--- Record list ---

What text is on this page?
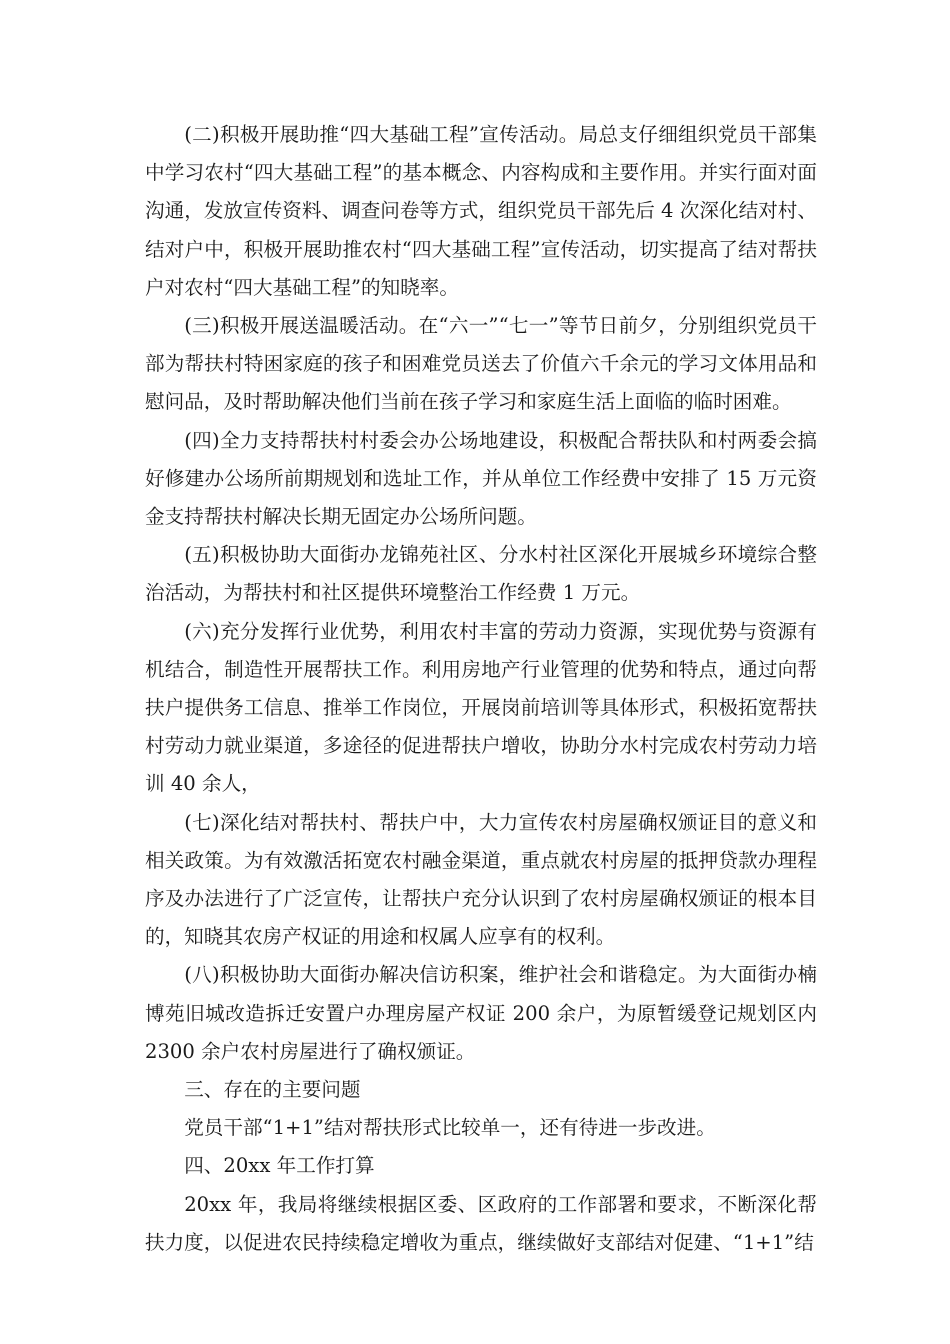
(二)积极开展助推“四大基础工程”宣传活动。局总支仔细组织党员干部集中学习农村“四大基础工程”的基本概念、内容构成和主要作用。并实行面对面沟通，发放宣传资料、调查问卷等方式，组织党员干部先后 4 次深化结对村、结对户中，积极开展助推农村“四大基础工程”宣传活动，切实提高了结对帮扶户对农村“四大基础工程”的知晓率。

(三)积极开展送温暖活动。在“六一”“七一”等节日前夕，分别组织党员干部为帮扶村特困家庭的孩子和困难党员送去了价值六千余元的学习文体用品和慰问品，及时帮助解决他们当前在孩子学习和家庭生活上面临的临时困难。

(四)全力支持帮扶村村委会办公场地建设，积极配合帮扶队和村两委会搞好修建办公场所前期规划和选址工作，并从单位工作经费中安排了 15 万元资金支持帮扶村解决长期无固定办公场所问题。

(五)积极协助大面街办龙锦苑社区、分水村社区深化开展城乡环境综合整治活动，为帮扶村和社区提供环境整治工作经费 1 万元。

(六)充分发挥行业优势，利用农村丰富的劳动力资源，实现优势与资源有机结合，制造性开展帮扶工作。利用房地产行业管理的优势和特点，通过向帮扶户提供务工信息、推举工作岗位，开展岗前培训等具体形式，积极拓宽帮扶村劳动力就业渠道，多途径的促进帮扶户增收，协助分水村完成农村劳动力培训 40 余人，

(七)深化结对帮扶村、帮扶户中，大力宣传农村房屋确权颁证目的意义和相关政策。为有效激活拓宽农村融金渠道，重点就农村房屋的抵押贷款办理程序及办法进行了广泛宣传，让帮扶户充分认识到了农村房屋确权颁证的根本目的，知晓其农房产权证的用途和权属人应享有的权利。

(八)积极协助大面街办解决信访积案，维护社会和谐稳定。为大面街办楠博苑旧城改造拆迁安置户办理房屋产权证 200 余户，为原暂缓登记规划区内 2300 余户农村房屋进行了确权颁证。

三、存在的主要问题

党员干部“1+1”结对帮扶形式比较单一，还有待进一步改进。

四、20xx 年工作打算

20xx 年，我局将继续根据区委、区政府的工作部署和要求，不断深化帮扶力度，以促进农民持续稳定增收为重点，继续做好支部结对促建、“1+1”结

---

• [What you need to do]: Set the pictures aside and transcribe the data above exactly.

• [Expected output]:
What text is on this page?
(二)积极开展助推“四大基础工程”宣传活动。局总支仔细组织党员干部集中学习农村“四大基础工程”的基本概念、内容构成和主要作用。并实行面对面沟通，发放宣传资料、调查问卷等方式，组织党员干部先后 4 次深化结对村、结对户中，积极开展助推农村“四大基础工程”宣传活动，切实提高了结对帮扶户对农村“四大基础工程”的知晓率。

(三)积极开展送温暖活动。在“六一”“七一”等节日前夕，分别组织党员干部为帮扶村特困家庭的孩子和困难党员送去了价值六千余元的学习文体用品和慰问品，及时帮助解决他们当前在孩子学习和家庭生活上面临的临时困难。

(四)全力支持帮扶村村委会办公场地建设，积极配合帮扶队和村两委会搞好修建办公场所前期规划和选址工作，并从单位工作经费中安排了 15 万元资金支持帮扶村解决长期无固定办公场所问题。

(五)积极协助大面街办龙锦苑社区、分水村社区深化开展城乡环境综合整治活动，为帮扶村和社区提供环境整治工作经费 1 万元。

(六)充分发挥行业优势，利用农村丰富的劳动力资源，实现优势与资源有机结合，制造性开展帮扶工作。利用房地产行业管理的优势和特点，通过向帮扶户提供务工信息、推举工作岗位，开展岗前培训等具体形式，积极拓宽帮扶村劳动力就业渠道，多途径的促进帮扶户增收，协助分水村完成农村劳动力培训 40 余人，

(七)深化结对帮扶村、帮扶户中，大力宣传农村房屋确权颁证目的意义和相关政策。为有效激活拓宽农村融金渠道，重点就农村房屋的抵押贷款办理程序及办法进行了广泛宣传，让帮扶户充分认识到了农村房屋确权颁证的根本目的，知晓其农房产权证的用途和权属人应享有的权利。

(八)积极协助大面街办解决信访积案，维护社会和谐稳定。为大面街办楠博苑旧城改造拆迁安置户办理房屋产权证 200 余户，为原暂缓登记规划区内 2300 余户农村房屋进行了确权颁证。

三、存在的主要问题

党员干部“1+1”结对帮扶形式比较单一，还有待进一步改进。

四、20xx 年工作打算

20xx 年，我局将继续根据区委、区政府的工作部署和要求，不断深化帮扶力度，以促进农民持续稳定增收为重点，继续做好支部结对促建、“1+1”结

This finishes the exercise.